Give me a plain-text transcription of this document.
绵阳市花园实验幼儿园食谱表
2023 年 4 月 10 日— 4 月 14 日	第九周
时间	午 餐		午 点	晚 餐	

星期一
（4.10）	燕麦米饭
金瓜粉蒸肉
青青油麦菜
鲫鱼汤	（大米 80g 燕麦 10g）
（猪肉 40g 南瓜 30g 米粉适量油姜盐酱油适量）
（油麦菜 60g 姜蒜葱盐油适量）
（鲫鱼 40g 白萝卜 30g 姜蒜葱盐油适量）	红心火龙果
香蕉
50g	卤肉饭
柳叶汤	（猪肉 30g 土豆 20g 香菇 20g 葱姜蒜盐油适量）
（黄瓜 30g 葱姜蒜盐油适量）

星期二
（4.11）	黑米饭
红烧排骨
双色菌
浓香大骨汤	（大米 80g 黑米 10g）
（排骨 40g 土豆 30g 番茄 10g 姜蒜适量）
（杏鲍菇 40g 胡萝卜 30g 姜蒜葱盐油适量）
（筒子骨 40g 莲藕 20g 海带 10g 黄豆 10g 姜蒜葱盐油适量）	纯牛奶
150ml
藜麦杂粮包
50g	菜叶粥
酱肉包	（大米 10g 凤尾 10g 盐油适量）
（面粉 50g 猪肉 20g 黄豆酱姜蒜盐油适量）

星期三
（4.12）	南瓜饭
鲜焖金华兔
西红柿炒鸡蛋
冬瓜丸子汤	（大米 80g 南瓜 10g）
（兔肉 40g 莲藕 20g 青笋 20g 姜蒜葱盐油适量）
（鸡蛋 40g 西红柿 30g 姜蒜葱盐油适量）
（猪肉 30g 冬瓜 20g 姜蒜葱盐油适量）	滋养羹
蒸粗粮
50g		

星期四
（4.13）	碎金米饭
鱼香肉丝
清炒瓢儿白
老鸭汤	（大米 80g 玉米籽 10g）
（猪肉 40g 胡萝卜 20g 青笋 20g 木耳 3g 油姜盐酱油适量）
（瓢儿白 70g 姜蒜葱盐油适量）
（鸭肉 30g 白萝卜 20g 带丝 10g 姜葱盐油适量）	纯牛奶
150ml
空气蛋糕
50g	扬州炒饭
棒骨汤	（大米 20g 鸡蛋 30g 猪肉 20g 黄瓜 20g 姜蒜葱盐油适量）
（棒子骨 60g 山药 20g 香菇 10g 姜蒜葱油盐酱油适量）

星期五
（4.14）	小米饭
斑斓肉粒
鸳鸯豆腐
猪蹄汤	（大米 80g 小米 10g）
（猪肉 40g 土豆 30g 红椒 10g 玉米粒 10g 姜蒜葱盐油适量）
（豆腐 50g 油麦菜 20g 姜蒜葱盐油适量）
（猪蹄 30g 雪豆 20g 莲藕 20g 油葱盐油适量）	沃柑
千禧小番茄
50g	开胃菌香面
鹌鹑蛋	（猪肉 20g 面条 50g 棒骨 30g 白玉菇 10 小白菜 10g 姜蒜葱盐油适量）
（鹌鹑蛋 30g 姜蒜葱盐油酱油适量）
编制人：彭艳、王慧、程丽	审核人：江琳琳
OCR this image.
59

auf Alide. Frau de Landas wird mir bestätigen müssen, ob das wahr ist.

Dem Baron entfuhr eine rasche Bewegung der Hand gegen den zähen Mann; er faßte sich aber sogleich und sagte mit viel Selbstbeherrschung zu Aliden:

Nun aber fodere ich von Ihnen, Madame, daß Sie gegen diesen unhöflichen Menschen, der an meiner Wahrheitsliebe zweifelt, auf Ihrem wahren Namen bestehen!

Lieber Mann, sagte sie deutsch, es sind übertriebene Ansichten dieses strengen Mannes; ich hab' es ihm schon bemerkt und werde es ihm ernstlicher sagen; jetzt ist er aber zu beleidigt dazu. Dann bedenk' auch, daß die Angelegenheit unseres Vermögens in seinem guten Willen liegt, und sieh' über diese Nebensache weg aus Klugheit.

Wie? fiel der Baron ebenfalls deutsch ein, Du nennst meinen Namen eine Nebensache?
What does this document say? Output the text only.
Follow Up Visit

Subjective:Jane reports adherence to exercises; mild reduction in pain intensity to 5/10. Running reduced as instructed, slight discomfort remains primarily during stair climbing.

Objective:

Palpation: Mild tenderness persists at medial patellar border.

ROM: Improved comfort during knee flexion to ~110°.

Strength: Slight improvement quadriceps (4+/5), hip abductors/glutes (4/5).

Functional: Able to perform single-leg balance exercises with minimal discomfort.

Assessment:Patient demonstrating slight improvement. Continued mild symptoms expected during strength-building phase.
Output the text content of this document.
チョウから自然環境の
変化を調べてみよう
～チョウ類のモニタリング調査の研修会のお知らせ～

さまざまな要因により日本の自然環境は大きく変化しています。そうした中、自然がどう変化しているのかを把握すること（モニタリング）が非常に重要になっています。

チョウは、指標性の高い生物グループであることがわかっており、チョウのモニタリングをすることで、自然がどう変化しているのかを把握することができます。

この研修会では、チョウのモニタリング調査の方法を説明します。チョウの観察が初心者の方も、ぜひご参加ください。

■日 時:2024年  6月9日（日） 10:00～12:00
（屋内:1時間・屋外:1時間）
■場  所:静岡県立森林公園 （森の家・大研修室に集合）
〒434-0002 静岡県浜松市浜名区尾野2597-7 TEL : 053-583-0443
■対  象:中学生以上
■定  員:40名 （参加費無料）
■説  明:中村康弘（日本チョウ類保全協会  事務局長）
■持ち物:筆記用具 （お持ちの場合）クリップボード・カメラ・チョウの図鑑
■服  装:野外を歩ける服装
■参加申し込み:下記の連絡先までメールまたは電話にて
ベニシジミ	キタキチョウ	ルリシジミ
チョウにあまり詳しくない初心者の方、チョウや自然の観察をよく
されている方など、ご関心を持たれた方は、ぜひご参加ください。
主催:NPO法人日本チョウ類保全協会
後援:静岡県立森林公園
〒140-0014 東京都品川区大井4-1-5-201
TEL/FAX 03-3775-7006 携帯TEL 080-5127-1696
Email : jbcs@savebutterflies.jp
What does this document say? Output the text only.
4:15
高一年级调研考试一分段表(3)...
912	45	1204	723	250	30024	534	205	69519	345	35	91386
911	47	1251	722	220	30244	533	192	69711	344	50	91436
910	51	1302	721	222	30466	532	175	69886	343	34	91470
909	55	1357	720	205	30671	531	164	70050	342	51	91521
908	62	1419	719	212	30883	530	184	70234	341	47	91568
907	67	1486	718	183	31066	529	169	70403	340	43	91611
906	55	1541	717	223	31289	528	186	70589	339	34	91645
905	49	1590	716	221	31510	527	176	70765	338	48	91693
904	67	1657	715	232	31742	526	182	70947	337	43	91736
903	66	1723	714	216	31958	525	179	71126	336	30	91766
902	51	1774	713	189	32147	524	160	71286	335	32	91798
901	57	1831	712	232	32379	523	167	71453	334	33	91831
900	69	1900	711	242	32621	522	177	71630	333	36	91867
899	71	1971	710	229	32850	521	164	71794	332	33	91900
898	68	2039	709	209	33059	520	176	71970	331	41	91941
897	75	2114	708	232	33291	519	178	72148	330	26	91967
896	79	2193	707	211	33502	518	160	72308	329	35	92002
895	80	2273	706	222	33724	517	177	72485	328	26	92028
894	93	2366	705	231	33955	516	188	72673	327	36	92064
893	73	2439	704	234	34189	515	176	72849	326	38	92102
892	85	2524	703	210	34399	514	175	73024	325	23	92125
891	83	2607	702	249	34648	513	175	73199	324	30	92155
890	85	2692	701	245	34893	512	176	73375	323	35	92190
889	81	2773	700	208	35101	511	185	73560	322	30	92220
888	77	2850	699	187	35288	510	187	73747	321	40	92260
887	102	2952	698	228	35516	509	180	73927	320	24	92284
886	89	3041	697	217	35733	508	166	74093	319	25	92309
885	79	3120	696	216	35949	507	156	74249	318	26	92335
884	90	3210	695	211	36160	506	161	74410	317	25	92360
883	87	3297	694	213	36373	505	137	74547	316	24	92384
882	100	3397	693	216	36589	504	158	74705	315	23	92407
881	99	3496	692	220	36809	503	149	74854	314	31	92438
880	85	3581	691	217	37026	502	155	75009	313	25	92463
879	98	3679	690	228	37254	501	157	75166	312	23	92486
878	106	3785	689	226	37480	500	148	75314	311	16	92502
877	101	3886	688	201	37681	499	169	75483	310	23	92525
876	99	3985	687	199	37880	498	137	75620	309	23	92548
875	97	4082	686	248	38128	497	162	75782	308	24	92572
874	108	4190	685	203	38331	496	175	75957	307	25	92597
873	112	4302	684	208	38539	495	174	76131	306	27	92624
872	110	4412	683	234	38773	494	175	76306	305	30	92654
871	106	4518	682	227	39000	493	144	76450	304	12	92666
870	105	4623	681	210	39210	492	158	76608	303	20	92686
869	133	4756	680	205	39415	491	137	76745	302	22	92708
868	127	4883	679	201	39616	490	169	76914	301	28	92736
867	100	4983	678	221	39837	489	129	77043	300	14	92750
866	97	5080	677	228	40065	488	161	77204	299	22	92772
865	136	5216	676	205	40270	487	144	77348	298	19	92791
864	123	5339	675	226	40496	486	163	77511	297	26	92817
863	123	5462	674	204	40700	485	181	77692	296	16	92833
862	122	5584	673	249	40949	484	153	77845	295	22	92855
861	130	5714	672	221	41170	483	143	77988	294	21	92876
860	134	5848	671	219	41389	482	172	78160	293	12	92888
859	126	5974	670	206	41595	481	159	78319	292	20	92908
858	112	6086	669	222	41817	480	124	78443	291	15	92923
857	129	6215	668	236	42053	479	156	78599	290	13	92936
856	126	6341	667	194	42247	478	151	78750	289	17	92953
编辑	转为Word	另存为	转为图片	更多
◇ ◇ ◇ ◇ ◇ ◇ ◇
** Stated problem **
Pull out each line of the entries that contains "葱姜蒜盐油适量".

** Reply to the task **
柳叶汤	（猪肉 30g 土豆 20g 香菇 20g 葱姜蒜盐油适量）
（黄瓜 30g 葱姜蒜盐油适量）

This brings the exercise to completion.